The data
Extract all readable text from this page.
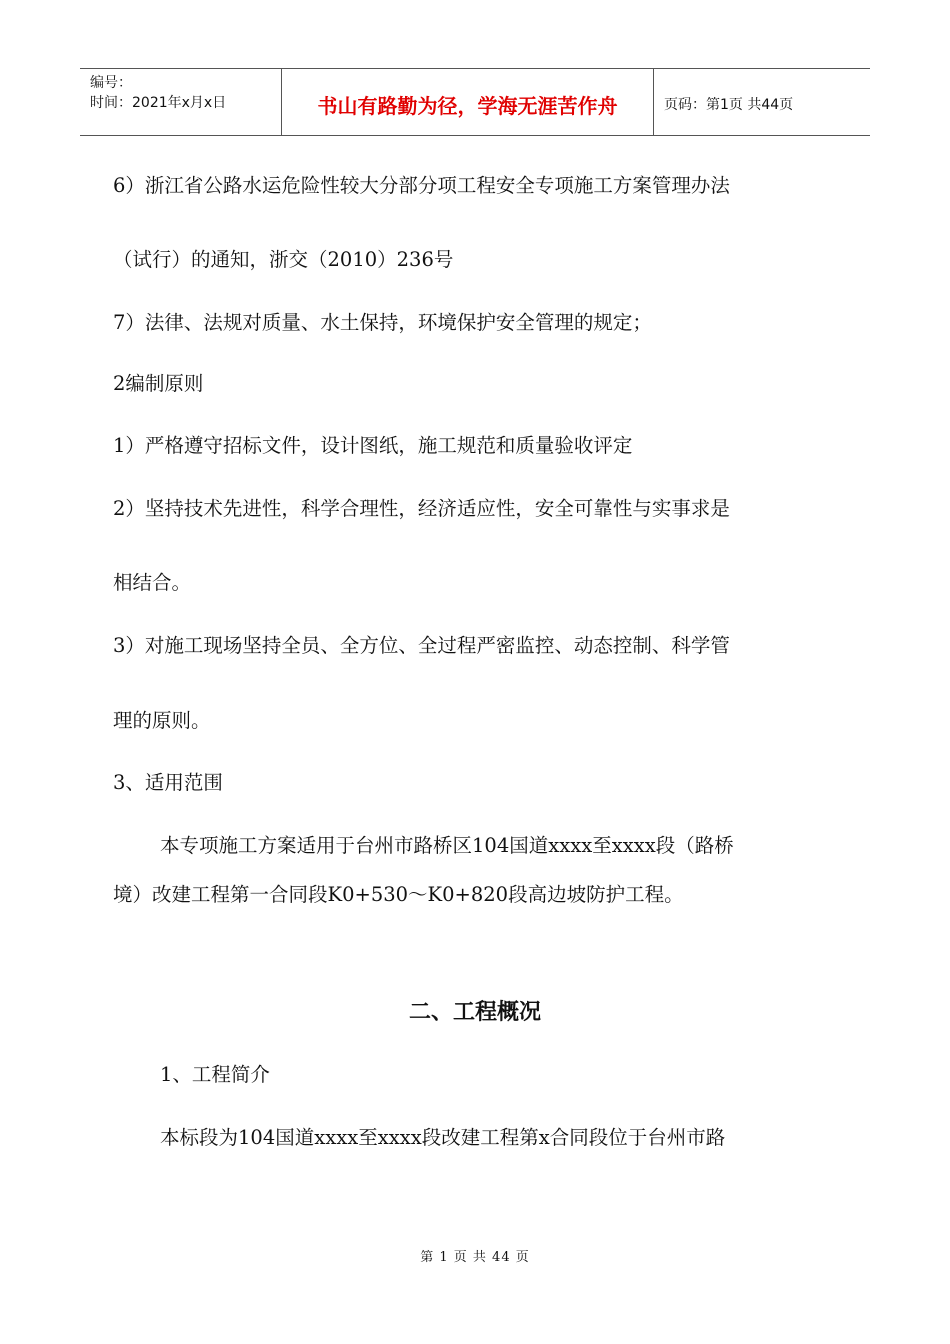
编号：
时间：2021年x月x日	书山有路勤为径，学海无涯苦作舟	页码：第1页 共44页
6）浙江省公路水运危险性较大分部分项工程安全专项施工方案管理办法
（试行）的通知，浙交（2010）236号
7）法律、法规对质量、水土保持，环境保护安全管理的规定；
2编制原则
1）严格遵守招标文件，设计图纸，施工规范和质量验收评定
2）坚持技术先进性，科学合理性，经济适应性，安全可靠性与实事求是
相结合。
3）对施工现场坚持全员、全方位、全过程严密监控、动态控制、科学管
理的原则。
3、适用范围
本专项施工方案适用于台州市路桥区104国道xxxx至xxxx段（路桥
境）改建工程第一合同段K0+530～K0+820段高边坡防护工程。
二、工程概况
1、工程简介
本标段为104国道xxxx至xxxx段改建工程第x合同段位于台州市路
第 1 页 共 44 页
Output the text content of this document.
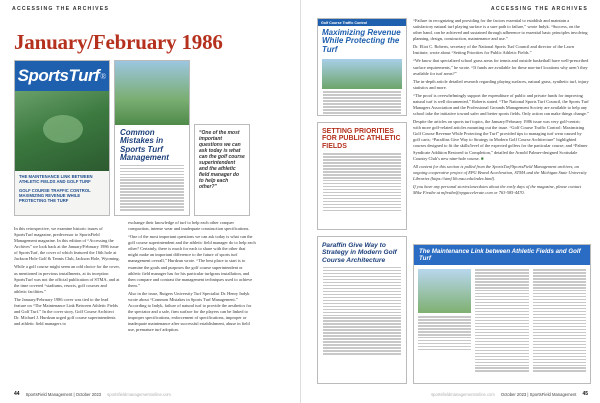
ACCESSING THE ARCHIVES
January/February 1986
SportsTurf ®
THE MAINTENANCE LINK BETWEEN ATHLETIC FIELDS AND GOLF TURF
GOLF COURSE TRAFFIC CONTROL MAXIMIZING REVENUE WHILE PROTECTING THE TURF
Common Mistakes in Sports Turf Management
“One of the most important questions we can ask today is what can the golf course superintendent and the athletic field manager do to help each other?”

In this retrospective, we examine historic issues of SportsTurf magazine, predecessor to SportsField Management magazine. In this edition of “Accessing the Archives” we look back at the January/February 1986 issue of SportsTurf, the cover of which featured the 16th hole at Jackson Hole Golf & Tennis Club, Jackson Hole, Wyoming.

While a golf course might seem an odd choice for the cover, as mentioned in previous installments, at its inception SportsTurf was not the official publication of STMA, and at the time covered “stadiums, resorts, golf courses and athletic facilities.”

The January/February 1986 cover was tied to the lead feature on “The Maintenance Link Between Athletic Fields and Golf Turf.” In the cover story, Golf Course Architect Dr. Michael J. Hurdzan urged golf course superintendents and athletic field managers to

exchange their knowledge of turf to help each other conquer compaction, intense wear and inadequate construction specifications.

“One of the most important questions we can ask today is what can the golf course superintendent and the athletic field manager do to help each other? Certainly, there is much for each to share with the other that might make an important difference to the future of sports turf management overall,” Hurdzan wrote. “The best place to start is to examine the goals and purposes the golf course superintendent or athletic field manager has for his particular turfgrass installation, and then compare and contrast the management techniques used to achieve them.”

Also in the issue, Rutgers University Turf Specialist Dr. Henry Indyk wrote about “Common Mistakes in Sports Turf Management.” According to Indyk, failure of natural turf to provide the aesthetics for the spectator and a safe, firm surface for the players can be linked to improper specifications, enforcement of specifications, improper or inadequate maintenance after successful establishment, abuse in field use, premature turf adoption.

44 SportsField Management | October 2023 sportsfieldmanagementonline.com
ACCESSING THE ARCHIVES
Golf Course Traffic Control
Maximizing Revenue While Protecting the Turf
SETTING PRIORITIES FOR PUBLIC ATHLETIC FIELDS
Paraffin Give Way to Strategy in Modern Golf Course Architecture
The Maintenance Link between Athletic Fields and Golf Turf

“Failure in recognizing and providing for the factors essential to establish and maintain a satisfactory natural turf playing surface is a sure path to failure,” wrote Indyk. “Success, on the other hand, can be achieved and sustained through adherence to essential basic principles involving planning, design, construction, maintenance and use.”

Dr. Eliot C. Roberts, secretary of the National Sports Turf Council and director of the Lawn Institute, wrote about “Setting Priorities for Public Athletic Fields.”

“We know that specialized school grass areas for tennis and outside basketball have well-prescribed surface requirements,” he wrote. “If funds are available for these non-turf locations why aren’t they available for turf areas?”

The in-depth article detailed research regarding playing surfaces, natural grass, synthetic turf, injury statistics and more.

“The proof is overwhelmingly support the expenditure of public and private funds for improving natural turf is well documented,” Roberts stated. “The National Sports Turf Council, the Sports Turf Managers Association and the Professional Grounds Management Society are available to help any school take the initiative toward safer and better sports fields. Only action can make things change.”

Despite the articles on sports turf topics, the January/February 1986 issue was very golf-centric with more golf-related articles mounting out the issue. “Golf Course Traffic Control: Maximizing Golf Course Revenue While Protecting the Turf” provided tips to managing turf wear caused by golf carts; “Paraffins Give Way to Strategy in Modern Golf Course Architecture” highlighted courses designed to fit the skills/level of the expected golfers for the particular course; and “Palmer Syndicate Addition Restored to Completion,” detailed the Arnold Palmer-designed Scottsdale Country Club’s new nine-hole course. ■

All content for this section is pulled from the SportsTurf/SportsField Management archives, an ongoing cooperative project of EPG Brand Acceleration, STMA and the Michigan State University Libraries (https://stmf.lib.msu.edu/index.html).

If you have any personal stories/anecdotes about the early days of the magazine, please contact Mike Firstbe at mfirstbe@epgaccelerate.com or 763-585-4470.

sportsfieldmanagementonline.com October 2023 | SportsField Management 45
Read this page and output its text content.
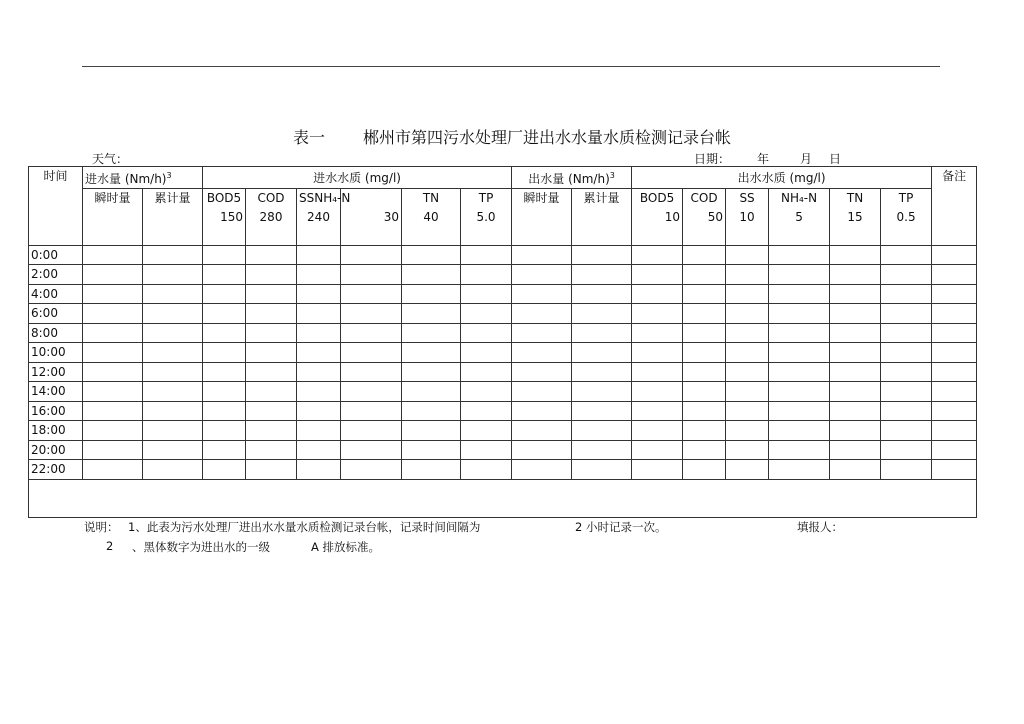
表一 郴州市第四污水处理厂进出水水量水质检测记录台帐
天气：	日期： 年	月 日
时间	进水量 $(Nm/h)^3$		进水水质 (mg/l)						出水量 $(Nm/h)^3$		出水水质 (mg/l)						备注
	瞬时量	累计量	BOD5	COD	SSNH₄-N		TN	TP	瞬时量	累计量	BOD5	COD	SS	NH₄-N	TN	TP	
			150	280	240	30	40	5.0			10	50	10	5	15	0.5	

0:00																	
2:00																	
4:00																	
6:00																	
8:00																	
10:00																	
12:00																	
14:00																	
16:00																	
18:00																	
20:00																	
22:00																	

说明： 1、此表为污水处理厂进出水水量水质检测记录台帐，记录时间间隔为	2 小时记录一次。	填报人：
2 、黑体数字为进出水的一级	A 排放标准。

Instruction
In the records above, find the line containing "Read this page and output its text content.". Reproduce it and every line after it through the last line, omitting pictures.

Result of this exercise
Read this page and output its text content.
表一 郴州市第四污水处理厂进出水水量水质检测记录台帐
天气：	日期： 年	月 日
时间	进水量 $(Nm/h)^3$		进水水质 (mg/l)						出水量 $(Nm/h)^3$		出水水质 (mg/l)						备注
	瞬时量	累计量	BOD5	COD	SSNH₄-N		TN	TP	瞬时量	累计量	BOD5	COD	SS	NH₄-N	TN	TP	
			150	280	240	30	40	5.0			10	50	10	5	15	0.5	

0:00																	
2:00																	
4:00																	
6:00																	
8:00																	
10:00																	
12:00																	
14:00																	
16:00																	
18:00																	
20:00																	
22:00																	

说明： 1、此表为污水处理厂进出水水量水质检测记录台帐，记录时间间隔为	2 小时记录一次。	填报人：
2 、黑体数字为进出水的一级	A 排放标准。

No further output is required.